───── Exercise materials ─────

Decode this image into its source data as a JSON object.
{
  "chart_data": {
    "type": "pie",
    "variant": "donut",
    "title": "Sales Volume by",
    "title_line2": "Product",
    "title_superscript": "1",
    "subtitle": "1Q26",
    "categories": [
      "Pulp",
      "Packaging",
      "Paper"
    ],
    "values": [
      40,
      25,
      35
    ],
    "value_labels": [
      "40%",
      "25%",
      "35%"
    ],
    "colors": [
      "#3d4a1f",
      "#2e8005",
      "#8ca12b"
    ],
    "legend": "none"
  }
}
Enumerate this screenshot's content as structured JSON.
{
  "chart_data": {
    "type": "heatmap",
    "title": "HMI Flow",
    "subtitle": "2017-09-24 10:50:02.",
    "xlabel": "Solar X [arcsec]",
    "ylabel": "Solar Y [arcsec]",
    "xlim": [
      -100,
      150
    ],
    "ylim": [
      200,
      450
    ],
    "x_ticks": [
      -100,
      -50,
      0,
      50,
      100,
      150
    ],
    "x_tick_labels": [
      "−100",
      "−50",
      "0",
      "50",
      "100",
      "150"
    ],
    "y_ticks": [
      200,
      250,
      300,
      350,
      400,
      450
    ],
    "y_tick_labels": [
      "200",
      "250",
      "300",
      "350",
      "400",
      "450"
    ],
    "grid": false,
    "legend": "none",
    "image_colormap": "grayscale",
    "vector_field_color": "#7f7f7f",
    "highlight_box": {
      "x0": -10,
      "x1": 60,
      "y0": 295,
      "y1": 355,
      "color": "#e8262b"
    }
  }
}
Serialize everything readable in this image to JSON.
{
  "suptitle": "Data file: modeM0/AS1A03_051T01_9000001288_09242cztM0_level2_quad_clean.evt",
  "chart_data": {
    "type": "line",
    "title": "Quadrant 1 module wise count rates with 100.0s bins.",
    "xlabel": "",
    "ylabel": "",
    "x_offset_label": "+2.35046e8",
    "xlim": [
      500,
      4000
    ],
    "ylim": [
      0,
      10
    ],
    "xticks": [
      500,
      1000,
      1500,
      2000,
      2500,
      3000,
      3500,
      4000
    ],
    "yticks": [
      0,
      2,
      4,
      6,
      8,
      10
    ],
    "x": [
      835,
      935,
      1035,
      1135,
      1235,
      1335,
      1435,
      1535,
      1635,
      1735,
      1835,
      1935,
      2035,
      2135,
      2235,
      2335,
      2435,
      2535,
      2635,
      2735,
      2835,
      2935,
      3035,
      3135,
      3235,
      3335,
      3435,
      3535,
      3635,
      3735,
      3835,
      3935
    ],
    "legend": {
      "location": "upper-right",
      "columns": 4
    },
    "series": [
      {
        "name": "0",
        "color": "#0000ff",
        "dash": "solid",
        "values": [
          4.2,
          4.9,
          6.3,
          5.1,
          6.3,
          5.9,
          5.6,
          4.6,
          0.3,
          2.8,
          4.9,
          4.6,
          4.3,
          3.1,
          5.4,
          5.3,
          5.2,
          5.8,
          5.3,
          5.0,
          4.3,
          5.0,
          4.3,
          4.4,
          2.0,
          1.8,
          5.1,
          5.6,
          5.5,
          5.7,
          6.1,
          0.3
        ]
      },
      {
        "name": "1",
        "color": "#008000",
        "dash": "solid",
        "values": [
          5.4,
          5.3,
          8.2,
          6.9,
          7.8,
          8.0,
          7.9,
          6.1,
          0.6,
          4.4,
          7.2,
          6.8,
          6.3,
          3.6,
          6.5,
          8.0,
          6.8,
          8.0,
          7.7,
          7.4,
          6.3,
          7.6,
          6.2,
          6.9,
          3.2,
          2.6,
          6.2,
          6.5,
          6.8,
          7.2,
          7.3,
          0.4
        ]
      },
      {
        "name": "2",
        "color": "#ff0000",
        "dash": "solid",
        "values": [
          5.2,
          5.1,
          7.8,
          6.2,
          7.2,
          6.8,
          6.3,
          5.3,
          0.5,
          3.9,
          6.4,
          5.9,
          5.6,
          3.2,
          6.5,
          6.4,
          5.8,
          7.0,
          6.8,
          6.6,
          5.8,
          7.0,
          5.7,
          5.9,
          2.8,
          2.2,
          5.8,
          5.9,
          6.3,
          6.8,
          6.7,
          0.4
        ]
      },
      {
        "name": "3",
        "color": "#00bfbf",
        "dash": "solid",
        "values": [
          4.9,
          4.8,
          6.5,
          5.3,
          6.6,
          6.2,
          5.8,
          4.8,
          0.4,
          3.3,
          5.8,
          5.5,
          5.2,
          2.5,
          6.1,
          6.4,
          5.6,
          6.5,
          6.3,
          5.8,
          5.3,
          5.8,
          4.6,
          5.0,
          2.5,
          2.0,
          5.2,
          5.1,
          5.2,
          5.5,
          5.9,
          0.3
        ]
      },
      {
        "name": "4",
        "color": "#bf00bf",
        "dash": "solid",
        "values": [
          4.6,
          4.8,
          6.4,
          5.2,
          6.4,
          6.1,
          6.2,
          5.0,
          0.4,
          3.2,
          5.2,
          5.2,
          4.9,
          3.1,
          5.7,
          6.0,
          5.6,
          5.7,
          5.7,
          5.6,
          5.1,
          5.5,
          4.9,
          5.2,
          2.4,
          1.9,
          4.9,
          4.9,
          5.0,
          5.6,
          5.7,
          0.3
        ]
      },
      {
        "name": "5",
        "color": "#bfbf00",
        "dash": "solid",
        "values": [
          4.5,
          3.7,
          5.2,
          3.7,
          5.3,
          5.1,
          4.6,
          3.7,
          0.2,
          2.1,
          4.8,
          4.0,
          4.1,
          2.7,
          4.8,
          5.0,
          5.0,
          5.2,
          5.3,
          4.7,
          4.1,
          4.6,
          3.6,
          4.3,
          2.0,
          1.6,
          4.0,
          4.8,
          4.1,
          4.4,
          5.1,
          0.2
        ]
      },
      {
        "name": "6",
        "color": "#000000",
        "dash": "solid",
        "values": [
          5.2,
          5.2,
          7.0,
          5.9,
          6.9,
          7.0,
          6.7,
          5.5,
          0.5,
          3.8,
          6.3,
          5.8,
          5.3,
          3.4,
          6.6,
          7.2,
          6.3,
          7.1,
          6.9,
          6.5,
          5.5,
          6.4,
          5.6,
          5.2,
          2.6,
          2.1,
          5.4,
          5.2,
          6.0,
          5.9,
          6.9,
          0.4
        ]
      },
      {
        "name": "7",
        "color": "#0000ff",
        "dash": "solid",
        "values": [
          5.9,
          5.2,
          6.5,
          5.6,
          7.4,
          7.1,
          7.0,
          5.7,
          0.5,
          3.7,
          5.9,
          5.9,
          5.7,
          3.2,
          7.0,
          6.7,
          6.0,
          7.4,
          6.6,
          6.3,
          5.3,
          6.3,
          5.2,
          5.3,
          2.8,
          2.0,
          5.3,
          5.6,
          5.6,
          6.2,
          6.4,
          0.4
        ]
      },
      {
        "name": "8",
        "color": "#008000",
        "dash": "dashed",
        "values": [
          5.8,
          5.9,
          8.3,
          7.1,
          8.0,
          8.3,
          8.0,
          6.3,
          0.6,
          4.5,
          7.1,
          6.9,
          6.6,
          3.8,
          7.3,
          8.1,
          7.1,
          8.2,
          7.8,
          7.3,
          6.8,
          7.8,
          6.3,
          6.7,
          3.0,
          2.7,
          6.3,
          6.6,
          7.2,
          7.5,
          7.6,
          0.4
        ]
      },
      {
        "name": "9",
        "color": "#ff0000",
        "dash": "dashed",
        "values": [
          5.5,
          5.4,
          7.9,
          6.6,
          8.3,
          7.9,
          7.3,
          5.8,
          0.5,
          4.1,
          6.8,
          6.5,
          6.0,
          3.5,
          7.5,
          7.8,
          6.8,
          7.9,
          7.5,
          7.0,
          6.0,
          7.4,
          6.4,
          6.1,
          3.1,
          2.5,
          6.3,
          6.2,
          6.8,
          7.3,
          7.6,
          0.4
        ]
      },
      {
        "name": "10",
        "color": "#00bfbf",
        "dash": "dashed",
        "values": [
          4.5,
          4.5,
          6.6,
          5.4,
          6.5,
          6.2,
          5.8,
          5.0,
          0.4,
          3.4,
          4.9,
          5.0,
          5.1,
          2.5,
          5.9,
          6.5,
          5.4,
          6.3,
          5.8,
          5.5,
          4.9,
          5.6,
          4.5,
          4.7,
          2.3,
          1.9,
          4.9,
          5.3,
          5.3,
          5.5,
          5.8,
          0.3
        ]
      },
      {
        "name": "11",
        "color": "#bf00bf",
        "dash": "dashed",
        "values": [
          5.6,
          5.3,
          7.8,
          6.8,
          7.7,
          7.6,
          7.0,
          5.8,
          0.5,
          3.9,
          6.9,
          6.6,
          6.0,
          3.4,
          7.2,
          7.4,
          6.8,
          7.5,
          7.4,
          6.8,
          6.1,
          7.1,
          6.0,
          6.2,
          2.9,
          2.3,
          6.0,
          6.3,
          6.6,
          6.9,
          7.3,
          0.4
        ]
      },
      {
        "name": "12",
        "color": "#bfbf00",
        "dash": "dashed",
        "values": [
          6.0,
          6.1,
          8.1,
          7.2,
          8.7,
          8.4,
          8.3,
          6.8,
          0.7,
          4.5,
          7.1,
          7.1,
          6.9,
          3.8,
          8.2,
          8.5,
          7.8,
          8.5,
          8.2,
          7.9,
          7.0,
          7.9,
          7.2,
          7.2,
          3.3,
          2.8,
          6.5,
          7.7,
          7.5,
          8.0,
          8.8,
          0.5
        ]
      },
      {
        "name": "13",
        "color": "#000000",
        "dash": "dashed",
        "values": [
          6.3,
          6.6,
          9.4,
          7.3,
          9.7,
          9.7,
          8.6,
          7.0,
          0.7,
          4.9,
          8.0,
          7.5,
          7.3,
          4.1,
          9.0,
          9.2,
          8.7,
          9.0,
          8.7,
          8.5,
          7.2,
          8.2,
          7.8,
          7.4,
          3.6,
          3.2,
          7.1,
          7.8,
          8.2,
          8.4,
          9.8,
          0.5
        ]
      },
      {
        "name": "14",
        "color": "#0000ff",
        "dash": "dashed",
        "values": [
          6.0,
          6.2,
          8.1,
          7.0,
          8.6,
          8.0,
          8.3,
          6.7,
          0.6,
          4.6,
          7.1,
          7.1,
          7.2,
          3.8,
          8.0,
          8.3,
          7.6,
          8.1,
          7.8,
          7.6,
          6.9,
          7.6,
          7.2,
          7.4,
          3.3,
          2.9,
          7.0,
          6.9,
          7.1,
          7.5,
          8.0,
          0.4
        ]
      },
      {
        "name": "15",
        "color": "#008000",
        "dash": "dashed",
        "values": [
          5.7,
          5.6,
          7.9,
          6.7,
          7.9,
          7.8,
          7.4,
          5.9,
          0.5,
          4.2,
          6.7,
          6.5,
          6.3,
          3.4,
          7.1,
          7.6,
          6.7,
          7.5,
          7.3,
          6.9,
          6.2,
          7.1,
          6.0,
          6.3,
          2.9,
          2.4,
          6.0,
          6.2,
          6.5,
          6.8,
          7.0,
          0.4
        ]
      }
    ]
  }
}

─────

_Set problem:_ Extract, from the material above, each line holding the word "JSON".

_Exercise answer:_
Decode this image into its source data as a JSON object.
Enumerate this screenshot's content as structured JSON.
Serialize everything readable in this image to JSON.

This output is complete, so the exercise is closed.